[Data records]
○ ○ ○

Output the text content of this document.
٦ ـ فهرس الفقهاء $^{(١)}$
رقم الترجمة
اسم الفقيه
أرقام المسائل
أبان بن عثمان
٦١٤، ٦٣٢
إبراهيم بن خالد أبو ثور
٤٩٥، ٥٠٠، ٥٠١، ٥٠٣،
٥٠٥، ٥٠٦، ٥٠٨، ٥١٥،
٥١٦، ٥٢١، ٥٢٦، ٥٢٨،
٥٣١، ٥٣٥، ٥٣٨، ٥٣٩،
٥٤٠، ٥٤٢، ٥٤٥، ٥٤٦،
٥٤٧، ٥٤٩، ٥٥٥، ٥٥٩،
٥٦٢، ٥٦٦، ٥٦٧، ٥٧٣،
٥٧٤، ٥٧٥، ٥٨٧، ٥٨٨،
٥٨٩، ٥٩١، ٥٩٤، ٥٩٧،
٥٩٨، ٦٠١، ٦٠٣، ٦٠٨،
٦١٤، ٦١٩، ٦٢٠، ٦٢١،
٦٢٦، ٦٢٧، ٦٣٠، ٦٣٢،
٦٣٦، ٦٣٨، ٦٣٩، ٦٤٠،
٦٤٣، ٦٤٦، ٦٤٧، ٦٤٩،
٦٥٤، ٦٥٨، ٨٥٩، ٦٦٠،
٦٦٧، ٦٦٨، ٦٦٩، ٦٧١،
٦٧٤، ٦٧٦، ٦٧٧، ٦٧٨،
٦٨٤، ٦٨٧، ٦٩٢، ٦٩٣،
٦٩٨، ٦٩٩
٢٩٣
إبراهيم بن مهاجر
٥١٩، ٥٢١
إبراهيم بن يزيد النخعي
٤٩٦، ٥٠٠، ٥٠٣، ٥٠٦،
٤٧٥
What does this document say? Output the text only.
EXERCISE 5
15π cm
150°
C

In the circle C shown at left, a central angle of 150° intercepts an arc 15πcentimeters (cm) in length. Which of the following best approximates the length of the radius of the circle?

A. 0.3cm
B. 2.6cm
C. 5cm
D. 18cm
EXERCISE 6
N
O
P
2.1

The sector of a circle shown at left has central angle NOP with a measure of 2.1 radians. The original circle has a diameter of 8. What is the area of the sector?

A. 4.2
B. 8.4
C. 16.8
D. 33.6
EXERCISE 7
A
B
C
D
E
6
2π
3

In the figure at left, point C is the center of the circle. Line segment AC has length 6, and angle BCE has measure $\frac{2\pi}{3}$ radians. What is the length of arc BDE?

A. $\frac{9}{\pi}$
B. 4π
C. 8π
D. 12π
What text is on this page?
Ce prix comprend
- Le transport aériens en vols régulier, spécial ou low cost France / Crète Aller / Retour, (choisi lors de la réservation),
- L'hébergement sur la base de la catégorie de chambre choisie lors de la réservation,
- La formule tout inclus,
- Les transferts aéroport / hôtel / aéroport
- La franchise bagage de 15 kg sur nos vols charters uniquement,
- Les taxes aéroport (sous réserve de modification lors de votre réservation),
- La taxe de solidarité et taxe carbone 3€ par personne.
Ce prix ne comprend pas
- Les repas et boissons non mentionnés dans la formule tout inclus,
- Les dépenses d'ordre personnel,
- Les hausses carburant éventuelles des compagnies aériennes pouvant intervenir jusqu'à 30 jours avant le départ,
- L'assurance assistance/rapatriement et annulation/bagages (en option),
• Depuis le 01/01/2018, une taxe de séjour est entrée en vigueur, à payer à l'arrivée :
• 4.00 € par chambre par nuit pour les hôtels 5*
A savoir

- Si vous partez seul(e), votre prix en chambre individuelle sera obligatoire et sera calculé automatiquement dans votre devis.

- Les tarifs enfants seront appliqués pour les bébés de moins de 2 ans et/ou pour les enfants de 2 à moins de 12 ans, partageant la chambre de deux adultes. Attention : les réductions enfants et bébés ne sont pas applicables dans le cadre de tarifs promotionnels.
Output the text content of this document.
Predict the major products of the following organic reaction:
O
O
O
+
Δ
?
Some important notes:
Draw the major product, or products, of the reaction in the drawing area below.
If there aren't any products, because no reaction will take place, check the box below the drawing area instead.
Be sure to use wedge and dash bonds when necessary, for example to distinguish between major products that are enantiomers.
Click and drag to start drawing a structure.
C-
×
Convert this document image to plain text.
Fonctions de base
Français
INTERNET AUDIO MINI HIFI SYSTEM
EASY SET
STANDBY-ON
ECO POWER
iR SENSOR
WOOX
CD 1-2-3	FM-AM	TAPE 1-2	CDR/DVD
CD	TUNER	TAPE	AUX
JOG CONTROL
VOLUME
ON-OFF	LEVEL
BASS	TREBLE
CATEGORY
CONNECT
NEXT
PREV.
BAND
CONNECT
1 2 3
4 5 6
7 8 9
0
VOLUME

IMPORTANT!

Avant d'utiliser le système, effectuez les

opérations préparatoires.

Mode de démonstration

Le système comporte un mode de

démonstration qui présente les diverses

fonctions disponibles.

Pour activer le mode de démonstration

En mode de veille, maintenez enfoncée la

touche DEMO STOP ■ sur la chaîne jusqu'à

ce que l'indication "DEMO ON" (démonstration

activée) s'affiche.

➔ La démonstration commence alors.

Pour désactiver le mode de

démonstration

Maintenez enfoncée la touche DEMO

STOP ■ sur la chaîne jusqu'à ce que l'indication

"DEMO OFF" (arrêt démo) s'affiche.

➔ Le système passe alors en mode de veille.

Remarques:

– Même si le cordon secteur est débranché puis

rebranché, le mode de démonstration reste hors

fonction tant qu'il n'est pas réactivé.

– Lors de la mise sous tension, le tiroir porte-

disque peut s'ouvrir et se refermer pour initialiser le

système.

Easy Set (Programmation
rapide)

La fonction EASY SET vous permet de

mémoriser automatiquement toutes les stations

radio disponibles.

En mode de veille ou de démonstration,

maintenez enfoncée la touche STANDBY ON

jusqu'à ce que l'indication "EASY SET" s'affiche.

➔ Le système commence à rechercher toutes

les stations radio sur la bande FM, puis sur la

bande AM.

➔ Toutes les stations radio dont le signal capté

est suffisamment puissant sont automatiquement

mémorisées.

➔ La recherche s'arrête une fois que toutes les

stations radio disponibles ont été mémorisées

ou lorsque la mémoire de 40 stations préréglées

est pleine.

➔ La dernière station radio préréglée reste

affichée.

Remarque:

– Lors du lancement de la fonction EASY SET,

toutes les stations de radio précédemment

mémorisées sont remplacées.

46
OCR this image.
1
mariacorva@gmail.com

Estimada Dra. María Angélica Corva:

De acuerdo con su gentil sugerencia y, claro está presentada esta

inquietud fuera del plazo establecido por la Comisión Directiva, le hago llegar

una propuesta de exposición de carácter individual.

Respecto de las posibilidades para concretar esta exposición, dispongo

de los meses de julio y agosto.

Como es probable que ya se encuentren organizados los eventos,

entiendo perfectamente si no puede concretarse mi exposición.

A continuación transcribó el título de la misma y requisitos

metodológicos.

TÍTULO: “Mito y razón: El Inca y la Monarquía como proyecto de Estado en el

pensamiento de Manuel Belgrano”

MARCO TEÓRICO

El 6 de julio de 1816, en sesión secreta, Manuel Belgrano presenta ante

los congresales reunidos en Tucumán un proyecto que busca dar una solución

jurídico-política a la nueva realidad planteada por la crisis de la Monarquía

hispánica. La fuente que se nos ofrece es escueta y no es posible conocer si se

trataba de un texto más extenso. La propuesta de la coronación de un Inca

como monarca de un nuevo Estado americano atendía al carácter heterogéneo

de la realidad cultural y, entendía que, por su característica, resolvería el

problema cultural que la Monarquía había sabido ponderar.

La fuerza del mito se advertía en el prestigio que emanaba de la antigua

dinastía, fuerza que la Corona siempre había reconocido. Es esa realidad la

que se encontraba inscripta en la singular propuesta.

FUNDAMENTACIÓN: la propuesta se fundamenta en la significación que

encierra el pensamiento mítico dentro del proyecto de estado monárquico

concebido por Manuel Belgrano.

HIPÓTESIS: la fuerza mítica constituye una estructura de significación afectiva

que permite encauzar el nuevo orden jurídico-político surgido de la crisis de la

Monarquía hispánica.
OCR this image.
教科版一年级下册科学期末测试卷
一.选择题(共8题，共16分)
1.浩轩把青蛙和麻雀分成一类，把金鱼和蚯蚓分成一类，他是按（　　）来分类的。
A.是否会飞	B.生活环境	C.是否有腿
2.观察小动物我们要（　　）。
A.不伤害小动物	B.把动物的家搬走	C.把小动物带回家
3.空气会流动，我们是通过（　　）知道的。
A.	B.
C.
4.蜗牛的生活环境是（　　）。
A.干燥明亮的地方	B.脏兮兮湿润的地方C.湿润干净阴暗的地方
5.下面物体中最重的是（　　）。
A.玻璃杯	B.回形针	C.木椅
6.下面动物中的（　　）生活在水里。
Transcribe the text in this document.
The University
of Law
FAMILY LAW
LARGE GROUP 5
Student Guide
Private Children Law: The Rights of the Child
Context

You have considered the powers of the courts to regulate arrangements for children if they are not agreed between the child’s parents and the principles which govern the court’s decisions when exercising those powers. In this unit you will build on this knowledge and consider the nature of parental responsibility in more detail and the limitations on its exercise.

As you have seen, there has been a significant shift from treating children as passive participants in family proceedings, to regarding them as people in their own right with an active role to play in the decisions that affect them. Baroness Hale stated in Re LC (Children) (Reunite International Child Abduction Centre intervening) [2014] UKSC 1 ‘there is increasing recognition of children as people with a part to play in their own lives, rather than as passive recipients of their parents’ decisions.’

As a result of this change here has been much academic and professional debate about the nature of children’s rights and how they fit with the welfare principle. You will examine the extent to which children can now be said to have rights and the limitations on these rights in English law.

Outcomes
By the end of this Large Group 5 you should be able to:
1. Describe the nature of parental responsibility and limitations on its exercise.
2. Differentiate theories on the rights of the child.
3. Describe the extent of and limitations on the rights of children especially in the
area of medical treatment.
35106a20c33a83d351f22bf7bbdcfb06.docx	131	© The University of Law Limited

○ ○ ○

What is asked - Extract all lines containing the word "sous".

Exercise output -
- Les taxes aéroport (sous réserve de modification lors de votre réservation),
– Lors de la mise sous tension, le tiroir porte-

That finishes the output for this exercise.